→ Exercise description
Select and copy out every line in the records containing "Выбор".

─── Supplied information

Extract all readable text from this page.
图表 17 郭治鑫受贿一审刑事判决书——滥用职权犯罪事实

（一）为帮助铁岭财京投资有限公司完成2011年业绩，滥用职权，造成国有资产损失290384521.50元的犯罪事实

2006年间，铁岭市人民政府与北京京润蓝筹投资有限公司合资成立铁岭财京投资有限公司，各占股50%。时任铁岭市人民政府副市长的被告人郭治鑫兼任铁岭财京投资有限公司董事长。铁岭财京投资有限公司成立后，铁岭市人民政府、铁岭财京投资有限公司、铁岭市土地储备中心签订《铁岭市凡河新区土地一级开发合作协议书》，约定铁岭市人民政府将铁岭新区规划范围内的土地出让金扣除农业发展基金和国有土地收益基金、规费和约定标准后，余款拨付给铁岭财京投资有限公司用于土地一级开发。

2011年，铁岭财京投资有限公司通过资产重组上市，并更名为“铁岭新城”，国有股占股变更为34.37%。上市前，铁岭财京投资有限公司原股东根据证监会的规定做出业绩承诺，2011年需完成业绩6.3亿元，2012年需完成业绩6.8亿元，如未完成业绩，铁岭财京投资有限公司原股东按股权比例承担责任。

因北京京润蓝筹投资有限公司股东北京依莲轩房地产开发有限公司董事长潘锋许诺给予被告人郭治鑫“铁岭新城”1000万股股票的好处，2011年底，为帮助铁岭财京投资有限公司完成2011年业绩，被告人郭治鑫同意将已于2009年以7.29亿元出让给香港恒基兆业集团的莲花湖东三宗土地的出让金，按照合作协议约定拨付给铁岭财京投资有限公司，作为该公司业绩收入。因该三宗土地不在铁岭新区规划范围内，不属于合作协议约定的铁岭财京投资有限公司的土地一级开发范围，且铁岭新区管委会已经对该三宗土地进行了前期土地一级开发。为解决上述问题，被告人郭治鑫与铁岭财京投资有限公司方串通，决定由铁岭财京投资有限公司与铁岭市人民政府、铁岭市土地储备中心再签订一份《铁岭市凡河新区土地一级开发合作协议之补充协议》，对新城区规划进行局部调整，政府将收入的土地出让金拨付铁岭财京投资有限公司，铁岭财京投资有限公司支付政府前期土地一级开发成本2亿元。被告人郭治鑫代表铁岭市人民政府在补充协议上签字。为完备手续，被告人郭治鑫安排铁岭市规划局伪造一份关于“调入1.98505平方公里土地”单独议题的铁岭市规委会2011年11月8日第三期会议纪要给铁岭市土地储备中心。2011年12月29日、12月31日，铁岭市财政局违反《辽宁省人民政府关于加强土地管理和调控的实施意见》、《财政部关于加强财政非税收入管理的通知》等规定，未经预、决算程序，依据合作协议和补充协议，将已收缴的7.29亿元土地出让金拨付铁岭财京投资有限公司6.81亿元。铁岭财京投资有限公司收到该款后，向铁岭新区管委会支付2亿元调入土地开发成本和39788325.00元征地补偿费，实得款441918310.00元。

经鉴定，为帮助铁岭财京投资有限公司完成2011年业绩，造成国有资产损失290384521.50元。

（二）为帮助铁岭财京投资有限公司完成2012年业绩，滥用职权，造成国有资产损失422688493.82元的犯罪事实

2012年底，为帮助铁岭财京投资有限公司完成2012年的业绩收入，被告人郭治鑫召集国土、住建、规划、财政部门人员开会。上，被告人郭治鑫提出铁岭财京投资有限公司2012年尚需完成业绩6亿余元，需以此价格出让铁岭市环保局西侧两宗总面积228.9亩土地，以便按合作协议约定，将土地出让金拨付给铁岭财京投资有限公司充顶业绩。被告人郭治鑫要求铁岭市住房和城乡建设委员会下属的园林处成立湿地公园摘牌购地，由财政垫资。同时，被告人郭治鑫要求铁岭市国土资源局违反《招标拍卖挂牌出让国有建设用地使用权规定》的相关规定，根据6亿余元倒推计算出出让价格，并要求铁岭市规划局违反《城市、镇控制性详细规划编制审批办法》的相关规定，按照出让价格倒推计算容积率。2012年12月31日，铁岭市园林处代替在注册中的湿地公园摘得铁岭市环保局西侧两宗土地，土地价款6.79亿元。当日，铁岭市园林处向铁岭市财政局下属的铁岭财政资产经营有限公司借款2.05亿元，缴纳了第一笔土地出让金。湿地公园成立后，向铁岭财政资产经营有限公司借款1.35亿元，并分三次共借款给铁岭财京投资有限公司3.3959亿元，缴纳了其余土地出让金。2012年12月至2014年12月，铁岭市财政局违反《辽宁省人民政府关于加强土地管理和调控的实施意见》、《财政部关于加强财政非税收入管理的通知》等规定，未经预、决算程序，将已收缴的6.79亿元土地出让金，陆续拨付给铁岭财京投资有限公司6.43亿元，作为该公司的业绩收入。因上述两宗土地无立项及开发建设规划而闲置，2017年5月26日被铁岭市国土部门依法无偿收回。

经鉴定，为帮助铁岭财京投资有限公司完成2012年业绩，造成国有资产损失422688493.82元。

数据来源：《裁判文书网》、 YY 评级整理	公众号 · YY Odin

──────
─── Supplied information

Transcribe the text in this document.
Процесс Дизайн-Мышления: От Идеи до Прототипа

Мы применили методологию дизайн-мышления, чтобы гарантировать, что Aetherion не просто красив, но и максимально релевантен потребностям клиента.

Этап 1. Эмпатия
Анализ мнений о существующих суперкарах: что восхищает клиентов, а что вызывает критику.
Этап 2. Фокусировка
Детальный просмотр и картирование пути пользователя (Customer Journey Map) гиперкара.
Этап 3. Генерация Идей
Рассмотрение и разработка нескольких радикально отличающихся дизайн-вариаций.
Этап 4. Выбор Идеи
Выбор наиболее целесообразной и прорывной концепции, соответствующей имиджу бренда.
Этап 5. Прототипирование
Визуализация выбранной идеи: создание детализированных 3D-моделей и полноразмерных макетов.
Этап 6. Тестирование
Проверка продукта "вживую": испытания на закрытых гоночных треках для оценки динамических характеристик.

──────
─── Supplied information

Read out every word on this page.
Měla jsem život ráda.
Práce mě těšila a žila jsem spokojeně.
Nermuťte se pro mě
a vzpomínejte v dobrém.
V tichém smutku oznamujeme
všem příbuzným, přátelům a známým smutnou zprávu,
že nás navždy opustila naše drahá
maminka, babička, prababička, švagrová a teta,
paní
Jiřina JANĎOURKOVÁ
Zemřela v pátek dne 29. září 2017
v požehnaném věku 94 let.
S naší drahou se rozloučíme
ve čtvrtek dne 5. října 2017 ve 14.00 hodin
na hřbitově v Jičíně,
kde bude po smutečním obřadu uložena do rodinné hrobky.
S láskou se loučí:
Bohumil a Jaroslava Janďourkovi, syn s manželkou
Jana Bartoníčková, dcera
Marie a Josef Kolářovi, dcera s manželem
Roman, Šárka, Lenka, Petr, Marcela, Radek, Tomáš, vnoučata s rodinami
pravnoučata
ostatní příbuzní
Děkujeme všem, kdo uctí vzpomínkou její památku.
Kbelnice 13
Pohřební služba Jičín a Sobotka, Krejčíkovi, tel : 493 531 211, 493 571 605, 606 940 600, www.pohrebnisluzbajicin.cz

──────

→ Response for this exercise
Этап 4. Выбор Идеи
Выбор наиболее целесообразной и прорывной концепции, соответствующей имиджу бренда.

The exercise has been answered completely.